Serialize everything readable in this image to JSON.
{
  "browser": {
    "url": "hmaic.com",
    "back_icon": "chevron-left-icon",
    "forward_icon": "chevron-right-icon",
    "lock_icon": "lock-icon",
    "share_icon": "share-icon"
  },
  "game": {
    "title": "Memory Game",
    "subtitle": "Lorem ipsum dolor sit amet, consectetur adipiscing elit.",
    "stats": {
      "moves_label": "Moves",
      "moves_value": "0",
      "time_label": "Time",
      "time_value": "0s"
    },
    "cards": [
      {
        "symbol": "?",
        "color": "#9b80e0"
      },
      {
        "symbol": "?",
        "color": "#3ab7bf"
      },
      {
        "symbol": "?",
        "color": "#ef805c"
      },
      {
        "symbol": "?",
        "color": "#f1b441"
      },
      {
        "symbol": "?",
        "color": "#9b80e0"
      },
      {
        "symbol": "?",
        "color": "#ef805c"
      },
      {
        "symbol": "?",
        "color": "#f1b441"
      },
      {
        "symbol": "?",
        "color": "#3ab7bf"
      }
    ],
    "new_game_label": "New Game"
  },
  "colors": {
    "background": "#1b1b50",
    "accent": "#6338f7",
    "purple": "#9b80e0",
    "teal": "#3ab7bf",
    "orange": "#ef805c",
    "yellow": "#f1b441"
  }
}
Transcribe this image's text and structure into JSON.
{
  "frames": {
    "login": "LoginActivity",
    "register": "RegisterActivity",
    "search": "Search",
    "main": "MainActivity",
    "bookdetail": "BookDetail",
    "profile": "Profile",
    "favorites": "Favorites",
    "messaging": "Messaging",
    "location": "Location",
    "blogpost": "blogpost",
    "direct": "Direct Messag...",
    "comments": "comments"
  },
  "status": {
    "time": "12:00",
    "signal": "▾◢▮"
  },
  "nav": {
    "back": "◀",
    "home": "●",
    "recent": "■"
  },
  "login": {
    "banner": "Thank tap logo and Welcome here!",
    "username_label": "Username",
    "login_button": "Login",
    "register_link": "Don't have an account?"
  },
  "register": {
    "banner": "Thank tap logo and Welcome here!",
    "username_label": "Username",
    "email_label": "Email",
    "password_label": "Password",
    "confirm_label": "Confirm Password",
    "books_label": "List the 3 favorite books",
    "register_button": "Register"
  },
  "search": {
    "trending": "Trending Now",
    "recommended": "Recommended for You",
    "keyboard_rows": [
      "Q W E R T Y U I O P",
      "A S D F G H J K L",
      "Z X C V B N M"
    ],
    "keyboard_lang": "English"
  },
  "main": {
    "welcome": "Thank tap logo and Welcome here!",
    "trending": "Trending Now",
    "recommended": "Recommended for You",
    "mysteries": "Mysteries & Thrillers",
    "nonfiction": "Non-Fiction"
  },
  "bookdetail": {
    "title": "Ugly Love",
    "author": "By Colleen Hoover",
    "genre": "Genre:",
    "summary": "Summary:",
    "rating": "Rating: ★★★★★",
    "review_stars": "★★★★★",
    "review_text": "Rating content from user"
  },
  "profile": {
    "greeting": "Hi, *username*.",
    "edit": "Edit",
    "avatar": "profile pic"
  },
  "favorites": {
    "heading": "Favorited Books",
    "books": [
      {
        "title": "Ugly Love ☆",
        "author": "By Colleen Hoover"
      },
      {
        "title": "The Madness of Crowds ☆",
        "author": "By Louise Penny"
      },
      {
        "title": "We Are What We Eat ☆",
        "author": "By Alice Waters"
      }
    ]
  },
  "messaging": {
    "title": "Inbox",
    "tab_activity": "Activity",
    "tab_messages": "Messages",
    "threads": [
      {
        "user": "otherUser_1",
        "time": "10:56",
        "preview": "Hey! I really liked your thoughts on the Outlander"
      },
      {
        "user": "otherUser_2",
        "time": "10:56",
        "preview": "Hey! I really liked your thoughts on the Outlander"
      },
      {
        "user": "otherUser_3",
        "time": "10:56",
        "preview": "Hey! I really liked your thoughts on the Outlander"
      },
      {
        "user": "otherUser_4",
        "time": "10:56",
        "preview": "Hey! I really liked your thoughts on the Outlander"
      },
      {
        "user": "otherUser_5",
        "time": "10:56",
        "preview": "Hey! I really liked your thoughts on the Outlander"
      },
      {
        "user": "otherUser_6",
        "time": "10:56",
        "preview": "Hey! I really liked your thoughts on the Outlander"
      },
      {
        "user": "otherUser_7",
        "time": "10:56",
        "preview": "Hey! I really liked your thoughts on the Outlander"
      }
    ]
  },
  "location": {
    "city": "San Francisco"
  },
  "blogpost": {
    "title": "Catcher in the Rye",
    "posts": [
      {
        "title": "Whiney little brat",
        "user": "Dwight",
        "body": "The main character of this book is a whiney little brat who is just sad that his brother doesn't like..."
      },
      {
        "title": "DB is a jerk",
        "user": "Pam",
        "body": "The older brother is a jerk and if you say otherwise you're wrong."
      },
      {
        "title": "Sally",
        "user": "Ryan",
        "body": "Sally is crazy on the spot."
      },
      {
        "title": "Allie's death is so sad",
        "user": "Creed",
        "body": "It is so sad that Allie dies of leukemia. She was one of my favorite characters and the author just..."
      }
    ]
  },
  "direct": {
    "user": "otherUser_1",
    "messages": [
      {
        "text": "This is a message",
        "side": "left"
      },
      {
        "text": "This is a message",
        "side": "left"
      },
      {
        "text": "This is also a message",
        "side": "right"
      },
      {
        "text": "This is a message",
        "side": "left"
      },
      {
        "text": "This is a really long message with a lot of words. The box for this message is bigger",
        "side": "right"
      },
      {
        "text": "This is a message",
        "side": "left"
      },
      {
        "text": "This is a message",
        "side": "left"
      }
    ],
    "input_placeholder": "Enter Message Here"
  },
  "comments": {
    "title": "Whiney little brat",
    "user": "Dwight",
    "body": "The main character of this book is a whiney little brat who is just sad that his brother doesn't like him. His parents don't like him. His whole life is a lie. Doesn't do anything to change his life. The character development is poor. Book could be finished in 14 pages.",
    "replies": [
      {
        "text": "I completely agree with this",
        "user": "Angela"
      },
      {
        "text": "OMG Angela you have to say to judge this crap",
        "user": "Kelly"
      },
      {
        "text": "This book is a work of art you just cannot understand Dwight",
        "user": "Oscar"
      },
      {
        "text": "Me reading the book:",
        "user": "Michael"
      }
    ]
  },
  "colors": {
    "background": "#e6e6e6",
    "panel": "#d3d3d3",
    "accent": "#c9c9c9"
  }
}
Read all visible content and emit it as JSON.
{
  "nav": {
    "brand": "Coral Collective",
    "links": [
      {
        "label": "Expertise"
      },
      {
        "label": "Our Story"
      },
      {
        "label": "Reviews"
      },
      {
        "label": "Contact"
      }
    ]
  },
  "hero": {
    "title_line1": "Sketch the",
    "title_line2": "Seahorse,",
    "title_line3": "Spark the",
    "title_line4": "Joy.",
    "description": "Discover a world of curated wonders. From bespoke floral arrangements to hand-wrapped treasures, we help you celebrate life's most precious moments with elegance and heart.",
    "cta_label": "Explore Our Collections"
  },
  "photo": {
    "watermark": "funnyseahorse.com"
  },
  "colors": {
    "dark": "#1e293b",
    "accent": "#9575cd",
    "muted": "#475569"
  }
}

__________

* GOAL *
Repeat the listing above without any change.

* EXERCISE RESPONSE *
Serialize everything readable in this image to JSON.
{
  "browser": {
    "url": "hmaic.com",
    "back_icon": "chevron-left-icon",
    "forward_icon": "chevron-right-icon",
    "lock_icon": "lock-icon",
    "share_icon": "share-icon"
  },
  "game": {
    "title": "Memory Game",
    "subtitle": "Lorem ipsum dolor sit amet, consectetur adipiscing elit.",
    "stats": {
      "moves_label": "Moves",
      "moves_value": "0",
      "time_label": "Time",
      "time_value": "0s"
    },
    "cards": [
      {
        "symbol": "?",
        "color": "#9b80e0"
      },
      {
        "symbol": "?",
        "color": "#3ab7bf"
      },
      {
        "symbol": "?",
        "color": "#ef805c"
      },
      {
        "symbol": "?",
        "color": "#f1b441"
      },
      {
        "symbol": "?",
        "color": "#9b80e0"
      },
      {
        "symbol": "?",
        "color": "#ef805c"
      },
      {
        "symbol": "?",
        "color": "#f1b441"
      },
      {
        "symbol": "?",
        "color": "#3ab7bf"
      }
    ],
    "new_game_label": "New Game"
  },
  "colors": {
    "background": "#1b1b50",
    "accent": "#6338f7",
    "purple": "#9b80e0",
    "teal": "#3ab7bf",
    "orange": "#ef805c",
    "yellow": "#f1b441"
  }
}
Transcribe this image's text and structure into JSON.
{
  "frames": {
    "login": "LoginActivity",
    "register": "RegisterActivity",
    "search": "Search",
    "main": "MainActivity",
    "bookdetail": "BookDetail",
    "profile": "Profile",
    "favorites": "Favorites",
    "messaging": "Messaging",
    "location": "Location",
    "blogpost": "blogpost",
    "direct": "Direct Messag...",
    "comments": "comments"
  },
  "status": {
    "time": "12:00",
    "signal": "▾◢▮"
  },
  "nav": {
    "back": "◀",
    "home": "●",
    "recent": "■"
  },
  "login": {
    "banner": "Thank tap logo and Welcome here!",
    "username_label": "Username",
    "login_button": "Login",
    "register_link": "Don't have an account?"
  },
  "register": {
    "banner": "Thank tap logo and Welcome here!",
    "username_label": "Username",
    "email_label": "Email",
    "password_label": "Password",
    "confirm_label": "Confirm Password",
    "books_label": "List the 3 favorite books",
    "register_button": "Register"
  },
  "search": {
    "trending": "Trending Now",
    "recommended": "Recommended for You",
    "keyboard_rows": [
      "Q W E R T Y U I O P",
      "A S D F G H J K L",
      "Z X C V B N M"
    ],
    "keyboard_lang": "English"
  },
  "main": {
    "welcome": "Thank tap logo and Welcome here!",
    "trending": "Trending Now",
    "recommended": "Recommended for You",
    "mysteries": "Mysteries & Thrillers",
    "nonfiction": "Non-Fiction"
  },
  "bookdetail": {
    "title": "Ugly Love",
    "author": "By Colleen Hoover",
    "genre": "Genre:",
    "summary": "Summary:",
    "rating": "Rating: ★★★★★",
    "review_stars": "★★★★★",
    "review_text": "Rating content from user"
  },
  "profile": {
    "greeting": "Hi, *username*.",
    "edit": "Edit",
    "avatar": "profile pic"
  },
  "favorites": {
    "heading": "Favorited Books",
    "books": [
      {
        "title": "Ugly Love ☆",
        "author": "By Colleen Hoover"
      },
      {
        "title": "The Madness of Crowds ☆",
        "author": "By Louise Penny"
      },
      {
        "title": "We Are What We Eat ☆",
        "author": "By Alice Waters"
      }
    ]
  },
  "messaging": {
    "title": "Inbox",
    "tab_activity": "Activity",
    "tab_messages": "Messages",
    "threads": [
      {
        "user": "otherUser_1",
        "time": "10:56",
        "preview": "Hey! I really liked your thoughts on the Outlander"
      },
      {
        "user": "otherUser_2",
        "time": "10:56",
        "preview": "Hey! I really liked your thoughts on the Outlander"
      },
      {
        "user": "otherUser_3",
        "time": "10:56",
        "preview": "Hey! I really liked your thoughts on the Outlander"
      },
      {
        "user": "otherUser_4",
        "time": "10:56",
        "preview": "Hey! I really liked your thoughts on the Outlander"
      },
      {
        "user": "otherUser_5",
        "time": "10:56",
        "preview": "Hey! I really liked your thoughts on the Outlander"
      },
      {
        "user": "otherUser_6",
        "time": "10:56",
        "preview": "Hey! I really liked your thoughts on the Outlander"
      },
      {
        "user": "otherUser_7",
        "time": "10:56",
        "preview": "Hey! I really liked your thoughts on the Outlander"
      }
    ]
  },
  "location": {
    "city": "San Francisco"
  },
  "blogpost": {
    "title": "Catcher in the Rye",
    "posts": [
      {
        "title": "Whiney little brat",
        "user": "Dwight",
        "body": "The main character of this book is a whiney little brat who is just sad that his brother doesn't like..."
      },
      {
        "title": "DB is a jerk",
        "user": "Pam",
        "body": "The older brother is a jerk and if you say otherwise you're wrong."
      },
      {
        "title": "Sally",
        "user": "Ryan",
        "body": "Sally is crazy on the spot."
      },
      {
        "title": "Allie's death is so sad",
        "user": "Creed",
        "body": "It is so sad that Allie dies of leukemia. She was one of my favorite characters and the author just..."
      }
    ]
  },
  "direct": {
    "user": "otherUser_1",
    "messages": [
      {
        "text": "This is a message",
        "side": "left"
      },
      {
        "text": "This is a message",
        "side": "left"
      },
      {
        "text": "This is also a message",
        "side": "right"
      },
      {
        "text": "This is a message",
        "side": "left"
      },
      {
        "text": "This is a really long message with a lot of words. The box for this message is bigger",
        "side": "right"
      },
      {
        "text": "This is a message",
        "side": "left"
      },
      {
        "text": "This is a message",
        "side": "left"
      }
    ],
    "input_placeholder": "Enter Message Here"
  },
  "comments": {
    "title": "Whiney little brat",
    "user": "Dwight",
    "body": "The main character of this book is a whiney little brat who is just sad that his brother doesn't like him. His parents don't like him. His whole life is a lie. Doesn't do anything to change his life. The character development is poor. Book could be finished in 14 pages.",
    "replies": [
      {
        "text": "I completely agree with this",
        "user": "Angela"
      },
      {
        "text": "OMG Angela you have to say to judge this crap",
        "user": "Kelly"
      },
      {
        "text": "This book is a work of art you just cannot understand Dwight",
        "user": "Oscar"
      },
      {
        "text": "Me reading the book:",
        "user": "Michael"
      }
    ]
  },
  "colors": {
    "background": "#e6e6e6",
    "panel": "#d3d3d3",
    "accent": "#c9c9c9"
  }
}
Read all visible content and emit it as JSON.
{
  "nav": {
    "brand": "Coral Collective",
    "links": [
      {
        "label": "Expertise"
      },
      {
        "label": "Our Story"
      },
      {
        "label": "Reviews"
      },
      {
        "label": "Contact"
      }
    ]
  },
  "hero": {
    "title_line1": "Sketch the",
    "title_line2": "Seahorse,",
    "title_line3": "Spark the",
    "title_line4": "Joy.",
    "description": "Discover a world of curated wonders. From bespoke floral arrangements to hand-wrapped treasures, we help you celebrate life's most precious moments with elegance and heart.",
    "cta_label": "Explore Our Collections"
  },
  "photo": {
    "watermark": "funnyseahorse.com"
  },
  "colors": {
    "dark": "#1e293b",
    "accent": "#9575cd",
    "muted": "#475569"
  }
}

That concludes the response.